>> START DATASET RECORDS
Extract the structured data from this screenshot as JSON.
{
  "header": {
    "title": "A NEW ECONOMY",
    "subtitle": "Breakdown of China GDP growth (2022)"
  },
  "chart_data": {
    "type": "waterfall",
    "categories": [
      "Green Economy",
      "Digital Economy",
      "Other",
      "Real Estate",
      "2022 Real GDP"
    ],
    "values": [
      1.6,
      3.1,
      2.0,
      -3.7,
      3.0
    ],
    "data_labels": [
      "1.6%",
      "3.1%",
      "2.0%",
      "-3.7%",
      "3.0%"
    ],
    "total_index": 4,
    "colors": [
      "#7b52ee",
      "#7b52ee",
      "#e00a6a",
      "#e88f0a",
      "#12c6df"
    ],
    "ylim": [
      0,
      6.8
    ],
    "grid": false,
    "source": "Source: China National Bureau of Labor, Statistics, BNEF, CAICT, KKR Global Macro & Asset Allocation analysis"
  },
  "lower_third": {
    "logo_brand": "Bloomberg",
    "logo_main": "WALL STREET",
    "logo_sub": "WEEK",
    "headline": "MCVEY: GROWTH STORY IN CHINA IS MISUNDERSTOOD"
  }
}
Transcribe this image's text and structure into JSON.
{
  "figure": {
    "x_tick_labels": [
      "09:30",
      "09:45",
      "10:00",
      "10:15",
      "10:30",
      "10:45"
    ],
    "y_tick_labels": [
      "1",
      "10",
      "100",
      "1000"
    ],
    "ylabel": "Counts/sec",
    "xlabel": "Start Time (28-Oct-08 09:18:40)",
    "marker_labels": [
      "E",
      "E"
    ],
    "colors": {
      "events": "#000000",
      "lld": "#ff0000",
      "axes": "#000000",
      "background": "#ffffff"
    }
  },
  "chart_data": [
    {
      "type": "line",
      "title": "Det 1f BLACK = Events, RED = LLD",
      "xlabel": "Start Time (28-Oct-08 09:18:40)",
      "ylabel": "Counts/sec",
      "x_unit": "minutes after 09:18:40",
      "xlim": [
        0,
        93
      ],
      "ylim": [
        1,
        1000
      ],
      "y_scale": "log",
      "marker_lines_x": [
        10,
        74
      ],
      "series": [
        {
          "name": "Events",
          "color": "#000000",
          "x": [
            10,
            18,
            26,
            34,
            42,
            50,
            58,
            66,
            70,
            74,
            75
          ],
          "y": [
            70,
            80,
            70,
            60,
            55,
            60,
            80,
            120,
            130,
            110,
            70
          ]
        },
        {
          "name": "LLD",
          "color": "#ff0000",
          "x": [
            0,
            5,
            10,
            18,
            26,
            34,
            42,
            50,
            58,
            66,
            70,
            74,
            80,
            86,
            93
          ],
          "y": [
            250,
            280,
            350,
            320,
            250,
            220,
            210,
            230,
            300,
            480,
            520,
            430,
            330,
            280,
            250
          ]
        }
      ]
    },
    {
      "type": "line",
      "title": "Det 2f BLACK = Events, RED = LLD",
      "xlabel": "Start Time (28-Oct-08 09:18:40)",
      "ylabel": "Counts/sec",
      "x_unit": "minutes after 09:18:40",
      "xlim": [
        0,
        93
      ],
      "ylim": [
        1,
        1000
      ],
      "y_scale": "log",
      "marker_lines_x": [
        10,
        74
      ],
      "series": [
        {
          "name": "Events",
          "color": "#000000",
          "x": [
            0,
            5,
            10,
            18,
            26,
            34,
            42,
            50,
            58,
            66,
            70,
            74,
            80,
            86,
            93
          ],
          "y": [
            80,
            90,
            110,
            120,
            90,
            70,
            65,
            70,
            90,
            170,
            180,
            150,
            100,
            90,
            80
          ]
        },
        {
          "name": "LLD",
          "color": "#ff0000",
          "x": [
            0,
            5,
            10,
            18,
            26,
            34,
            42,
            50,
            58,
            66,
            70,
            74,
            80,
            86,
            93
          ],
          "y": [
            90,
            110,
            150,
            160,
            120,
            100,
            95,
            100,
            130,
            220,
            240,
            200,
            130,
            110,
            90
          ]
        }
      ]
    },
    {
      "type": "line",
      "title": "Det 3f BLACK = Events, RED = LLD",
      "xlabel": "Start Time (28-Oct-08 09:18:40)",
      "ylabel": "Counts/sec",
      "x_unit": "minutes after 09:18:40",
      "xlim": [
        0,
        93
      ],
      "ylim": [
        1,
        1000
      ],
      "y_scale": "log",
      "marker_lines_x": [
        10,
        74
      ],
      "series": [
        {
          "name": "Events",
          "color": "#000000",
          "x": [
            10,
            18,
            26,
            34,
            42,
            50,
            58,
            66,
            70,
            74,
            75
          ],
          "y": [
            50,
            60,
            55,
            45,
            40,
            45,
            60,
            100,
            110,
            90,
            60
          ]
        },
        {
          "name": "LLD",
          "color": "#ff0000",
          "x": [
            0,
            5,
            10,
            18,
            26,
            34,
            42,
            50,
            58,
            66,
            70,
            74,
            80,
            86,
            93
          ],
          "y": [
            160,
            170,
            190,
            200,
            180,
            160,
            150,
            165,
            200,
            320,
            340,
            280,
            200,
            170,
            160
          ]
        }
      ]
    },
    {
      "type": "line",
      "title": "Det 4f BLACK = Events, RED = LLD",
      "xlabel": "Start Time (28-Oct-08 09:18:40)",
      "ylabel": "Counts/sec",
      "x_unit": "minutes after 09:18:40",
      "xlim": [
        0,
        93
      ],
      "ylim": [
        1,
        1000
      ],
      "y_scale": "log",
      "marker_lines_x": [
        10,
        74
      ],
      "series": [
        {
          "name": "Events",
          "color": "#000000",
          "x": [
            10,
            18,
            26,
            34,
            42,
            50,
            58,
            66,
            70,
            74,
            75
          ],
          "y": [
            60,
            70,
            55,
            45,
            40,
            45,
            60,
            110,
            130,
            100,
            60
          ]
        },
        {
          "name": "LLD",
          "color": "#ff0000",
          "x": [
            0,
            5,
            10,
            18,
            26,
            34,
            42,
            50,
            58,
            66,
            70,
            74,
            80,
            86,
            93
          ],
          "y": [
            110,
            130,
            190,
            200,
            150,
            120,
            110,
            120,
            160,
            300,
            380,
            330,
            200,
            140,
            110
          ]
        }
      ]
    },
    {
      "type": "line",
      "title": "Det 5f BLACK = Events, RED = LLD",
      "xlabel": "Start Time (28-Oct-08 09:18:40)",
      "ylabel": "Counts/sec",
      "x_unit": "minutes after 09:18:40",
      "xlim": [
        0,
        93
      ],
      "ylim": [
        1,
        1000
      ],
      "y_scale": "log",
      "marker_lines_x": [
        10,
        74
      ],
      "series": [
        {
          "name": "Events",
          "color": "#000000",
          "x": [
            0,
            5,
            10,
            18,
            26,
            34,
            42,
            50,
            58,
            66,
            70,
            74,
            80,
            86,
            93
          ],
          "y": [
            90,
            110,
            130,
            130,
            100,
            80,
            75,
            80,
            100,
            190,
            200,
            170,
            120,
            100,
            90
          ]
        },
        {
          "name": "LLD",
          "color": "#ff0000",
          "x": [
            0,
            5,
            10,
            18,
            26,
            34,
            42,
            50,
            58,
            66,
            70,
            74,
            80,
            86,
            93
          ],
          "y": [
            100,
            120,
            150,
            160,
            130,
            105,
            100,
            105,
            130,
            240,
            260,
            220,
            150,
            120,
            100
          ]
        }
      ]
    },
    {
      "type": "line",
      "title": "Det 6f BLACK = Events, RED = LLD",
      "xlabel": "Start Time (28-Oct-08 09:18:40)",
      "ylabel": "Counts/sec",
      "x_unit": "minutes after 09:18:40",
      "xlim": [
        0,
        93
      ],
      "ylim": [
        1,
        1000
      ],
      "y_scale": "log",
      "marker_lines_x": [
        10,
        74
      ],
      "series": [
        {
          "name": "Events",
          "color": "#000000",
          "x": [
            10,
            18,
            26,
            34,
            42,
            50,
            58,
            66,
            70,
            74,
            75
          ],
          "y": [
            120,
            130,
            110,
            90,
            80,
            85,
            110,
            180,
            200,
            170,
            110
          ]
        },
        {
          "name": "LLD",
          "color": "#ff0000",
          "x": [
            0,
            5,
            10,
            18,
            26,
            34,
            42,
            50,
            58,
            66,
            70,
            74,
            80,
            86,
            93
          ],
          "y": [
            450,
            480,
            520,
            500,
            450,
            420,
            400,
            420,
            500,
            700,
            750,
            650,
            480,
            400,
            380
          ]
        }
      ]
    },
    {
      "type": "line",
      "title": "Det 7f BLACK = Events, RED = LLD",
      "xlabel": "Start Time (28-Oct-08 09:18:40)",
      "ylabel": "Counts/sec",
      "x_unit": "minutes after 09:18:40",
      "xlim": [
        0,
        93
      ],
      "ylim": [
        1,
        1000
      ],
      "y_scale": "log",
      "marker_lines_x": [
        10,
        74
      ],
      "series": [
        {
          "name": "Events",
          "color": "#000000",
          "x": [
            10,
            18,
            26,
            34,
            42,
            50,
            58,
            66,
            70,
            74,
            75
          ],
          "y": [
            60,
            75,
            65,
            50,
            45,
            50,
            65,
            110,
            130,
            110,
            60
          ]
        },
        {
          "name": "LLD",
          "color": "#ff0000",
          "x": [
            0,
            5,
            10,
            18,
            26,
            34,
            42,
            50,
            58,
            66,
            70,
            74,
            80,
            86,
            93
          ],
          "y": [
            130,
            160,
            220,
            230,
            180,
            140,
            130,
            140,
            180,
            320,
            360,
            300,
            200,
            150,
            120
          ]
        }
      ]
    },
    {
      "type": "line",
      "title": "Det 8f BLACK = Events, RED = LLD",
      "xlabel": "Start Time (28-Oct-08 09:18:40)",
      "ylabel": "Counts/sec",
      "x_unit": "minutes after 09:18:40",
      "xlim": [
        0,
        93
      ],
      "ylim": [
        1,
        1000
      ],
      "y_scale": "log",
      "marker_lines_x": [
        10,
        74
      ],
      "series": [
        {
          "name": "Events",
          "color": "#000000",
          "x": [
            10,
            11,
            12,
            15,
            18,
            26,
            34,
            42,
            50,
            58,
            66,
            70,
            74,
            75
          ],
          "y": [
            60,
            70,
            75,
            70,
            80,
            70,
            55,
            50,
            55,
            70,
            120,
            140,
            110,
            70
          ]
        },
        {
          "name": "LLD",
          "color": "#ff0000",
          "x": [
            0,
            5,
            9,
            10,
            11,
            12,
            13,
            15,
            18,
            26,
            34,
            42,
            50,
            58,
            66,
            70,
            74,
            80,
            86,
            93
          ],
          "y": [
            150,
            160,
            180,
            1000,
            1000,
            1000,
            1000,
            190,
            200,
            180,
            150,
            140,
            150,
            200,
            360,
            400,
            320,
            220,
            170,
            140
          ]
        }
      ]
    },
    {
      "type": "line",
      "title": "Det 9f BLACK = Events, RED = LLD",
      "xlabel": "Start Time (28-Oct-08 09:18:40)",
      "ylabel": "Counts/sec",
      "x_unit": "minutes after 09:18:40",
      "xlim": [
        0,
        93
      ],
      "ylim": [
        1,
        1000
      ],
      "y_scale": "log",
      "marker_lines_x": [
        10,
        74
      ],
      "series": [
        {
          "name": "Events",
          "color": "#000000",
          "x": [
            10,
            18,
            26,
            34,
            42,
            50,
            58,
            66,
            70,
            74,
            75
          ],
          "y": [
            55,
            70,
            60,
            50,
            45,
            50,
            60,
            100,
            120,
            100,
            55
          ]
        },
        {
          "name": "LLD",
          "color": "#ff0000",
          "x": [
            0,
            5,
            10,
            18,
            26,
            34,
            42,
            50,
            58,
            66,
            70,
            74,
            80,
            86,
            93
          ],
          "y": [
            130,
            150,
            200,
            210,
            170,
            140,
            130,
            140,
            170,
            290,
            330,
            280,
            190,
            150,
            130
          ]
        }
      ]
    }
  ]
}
>> END DATASET RECORDS
__PROBLEM TO WORK ON__. Of all the lines in the listing above, how many contain the word "BLACK"? Answer with the number alone.

__SOLVED PROBLEM__. 9